Layout records:
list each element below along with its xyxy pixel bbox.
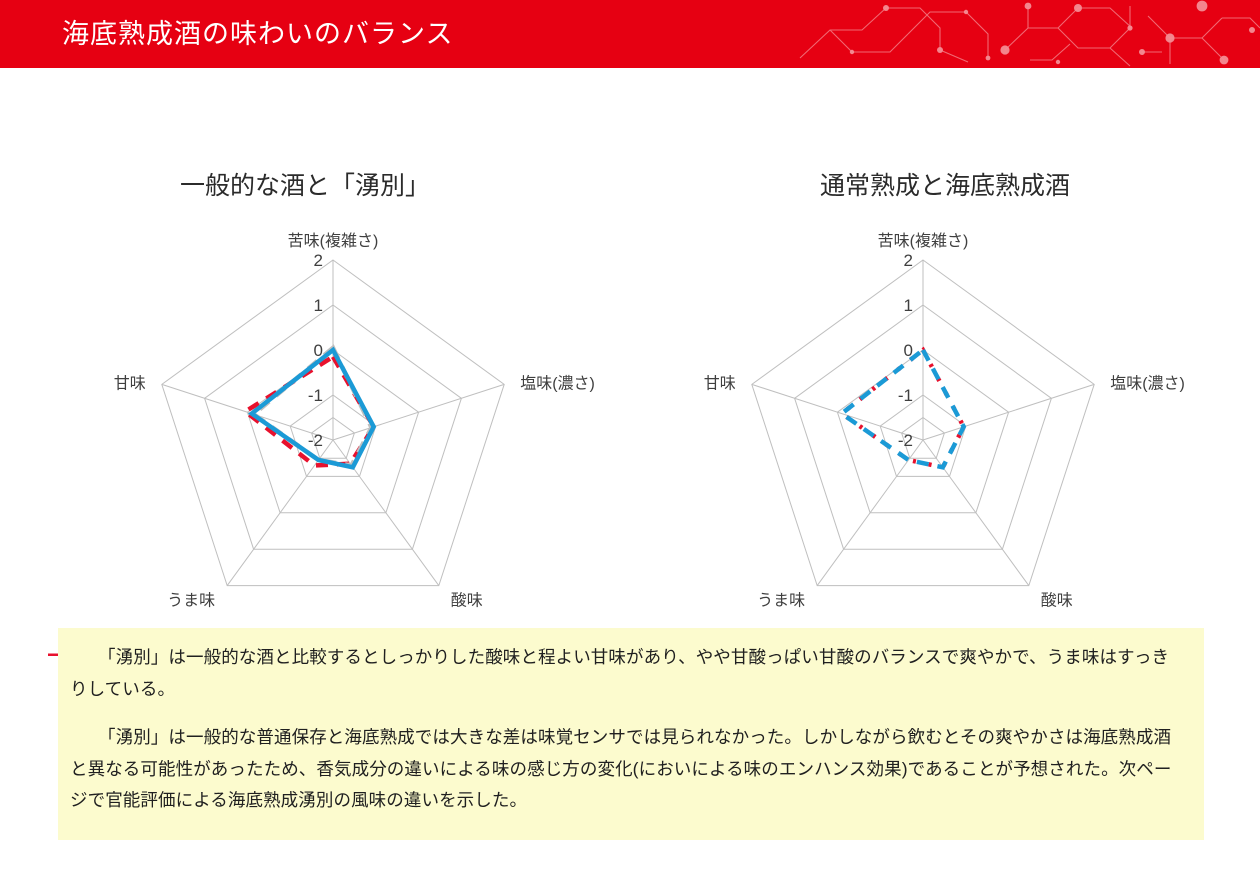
chart-panel-right: 通常熟成と海底熟成酒 210-1-2苦味(複雑さ)塩味(濃さ)酸味うま味甘味 [630, 68, 1260, 608]
radar-tick-label: -1 [308, 386, 323, 405]
radar-axis-label: 甘味 [704, 374, 736, 392]
radar-tick-label: 1 [314, 296, 323, 315]
radar-axis-label: 甘味 [114, 374, 146, 392]
radar-tick-label: -2 [898, 431, 913, 450]
radar-tick-label: 1 [904, 296, 913, 315]
page-title: 海底熟成酒の味わいのバランス [62, 0, 453, 68]
radar-tick-label: -2 [308, 431, 323, 450]
radar-axis-label: 塩味(濃さ) [520, 374, 595, 392]
radar-tick-label: -1 [898, 386, 913, 405]
note-paragraph-2: 「湧別」は一般的な普通保存と海底熟成では大きな差は味覚センサでは見られなかった。… [70, 722, 1186, 818]
radar-axis-label: うま味 [757, 592, 805, 608]
radar-tick-label: 2 [904, 251, 913, 270]
radar-axis-label: 苦味(複雑さ) [288, 232, 379, 250]
radar-axis-label: 苦味(複雑さ) [878, 232, 969, 250]
chart-right-radar: 210-1-2苦味(複雑さ)塩味(濃さ)酸味うま味甘味 [630, 208, 1260, 608]
note-paragraph-1: 「湧別」は一般的な酒と比較するとしっかりした酸味と程よい甘味があり、やや甘酸っぱ… [70, 642, 1186, 706]
radar-axis-label: うま味 [167, 592, 215, 608]
chart-left-radar: 210-1-2苦味(複雑さ)塩味(濃さ)酸味うま味甘味 [0, 208, 630, 608]
chart-left-title: 一般的な酒と「湧別」 [0, 166, 620, 202]
summary-note-box: 「湧別」は一般的な酒と比較するとしっかりした酸味と程よい甘味があり、やや甘酸っぱ… [58, 628, 1204, 840]
circuit-network-pattern-icon [790, 0, 1260, 68]
radar-axis-spoke [923, 384, 1094, 440]
radar-axis-label: 酸味 [451, 592, 483, 608]
radar-svg-right: 210-1-2苦味(複雑さ)塩味(濃さ)酸味うま味甘味 [630, 208, 1260, 608]
chart-right-title: 通常熟成と海底熟成酒 [630, 166, 1260, 202]
page-header: 海底熟成酒の味わいのバランス [0, 0, 1260, 68]
radar-axis-spoke [333, 384, 504, 440]
chart-panel-left: 一般的な酒と「湧別」 210-1-2苦味(複雑さ)塩味(濃さ)酸味うま味甘味 [0, 68, 630, 608]
radar-axis-label: 塩味(濃さ) [1110, 374, 1185, 392]
radar-svg-left: 210-1-2苦味(複雑さ)塩味(濃さ)酸味うま味甘味 [0, 208, 630, 608]
radar-axis-label: 酸味 [1041, 592, 1073, 608]
radar-tick-label: 2 [314, 251, 323, 270]
charts-region: 一般的な酒と「湧別」 210-1-2苦味(複雑さ)塩味(濃さ)酸味うま味甘味 通… [0, 68, 1260, 608]
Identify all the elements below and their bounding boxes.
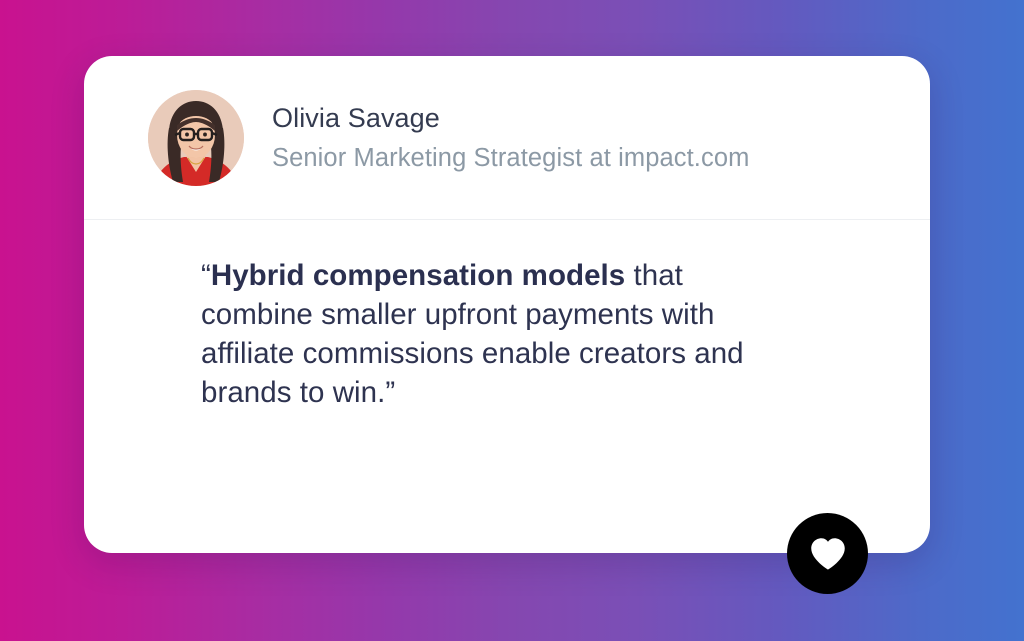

Instructions to follow:
Turn every line of the material above into a JSON list of strings, one string per line, with blank lines left out. Leave the pictures out of the list.

Reply to the task:
[
  "list each element below along with its xyxy pixel bbox.",
  "chart-panel-right: 通常熟成と海底熟成酒 210-1-2苦味(複雑さ)塩味(濃さ)酸味うま味甘味 [630, 68, 1260, 608]",
  "radar-tick-label: -1 [308, 386, 323, 405]",
  "radar-axis-label: 甘味 [704, 374, 736, 392]",
  "radar-tick-label: 1 [314, 296, 323, 315]",
  "radar-axis-label: 甘味 [114, 374, 146, 392]",
  "radar-tick-label: -2 [898, 431, 913, 450]",
  "radar-tick-label: 1 [904, 296, 913, 315]",
  "page-title: 海底熟成酒の味わいのバランス [62, 0, 453, 68]",
  "radar-tick-label: -2 [308, 431, 323, 450]",
  "radar-axis-label: 塩味(濃さ) [520, 374, 595, 392]",
  "radar-tick-label: -1 [898, 386, 913, 405]",
  "note-paragraph-2: 「湧別」は一般的な普通保存と海底熟成では大きな差は味覚センサでは見られなかった。… [70, 722, 1186, 818]",
  "radar-axis-label: うま味 [757, 592, 805, 608]",
  "radar-tick-label: 2 [904, 251, 913, 270]",
  "radar-axis-label: 苦味(複雑さ) [288, 232, 379, 250]",
  "radar-axis-label: 苦味(複雑さ) [878, 232, 969, 250]",
  "chart-right-radar: 210-1-2苦味(複雑さ)塩味(濃さ)酸味うま味甘味 [630, 208, 1260, 608]",
  "note-paragraph-1: 「湧別」は一般的な酒と比較するとしっかりした酸味と程よい甘味があり、やや甘酸っぱ… [70, 642, 1186, 706]",
  "radar-axis-label: うま味 [167, 592, 215, 608]",
  "chart-left-radar: 210-1-2苦味(複雑さ)塩味(濃さ)酸味うま味甘味 [0, 208, 630, 608]",
  "chart-left-title: 一般的な酒と「湧別」 [0, 166, 620, 202]",
  "summary-note-box: 「湧別」は一般的な酒と比較するとしっかりした酸味と程よい甘味があり、やや甘酸っぱ… [58, 628, 1204, 840]",
  "circuit-network-pattern-icon [790, 0, 1260, 68]",
  "radar-axis-spoke [923, 384, 1094, 440]",
  "radar-axis-label: 酸味 [451, 592, 483, 608]",
  "radar-svg-right: 210-1-2苦味(複雑さ)塩味(濃さ)酸味うま味甘味 [630, 208, 1260, 608]",
  "chart-right-title: 通常熟成と海底熟成酒 [630, 166, 1260, 202]",
  "page-header: 海底熟成酒の味わいのバランス [0, 0, 1260, 68]",
  "radar-axis-spoke [333, 384, 504, 440]",
  "chart-panel-left: 一般的な酒と「湧別」 210-1-2苦味(複雑さ)塩味(濃さ)酸味うま味甘味 [0, 68, 630, 608]",
  "radar-axis-label: 塩味(濃さ) [1110, 374, 1185, 392]",
  "radar-svg-left: 210-1-2苦味(複雑さ)塩味(濃さ)酸味うま味甘味 [0, 208, 630, 608]",
  "radar-axis-label: 酸味 [1041, 592, 1073, 608]",
  "radar-tick-label: 2 [314, 251, 323, 270]",
  "charts-region: 一般的な酒と「湧別」 210-1-2苦味(複雑さ)塩味(濃さ)酸味うま味甘味 通… [0, 68, 1260, 608]",
  "Identify all the elements below and their bounding boxes."
]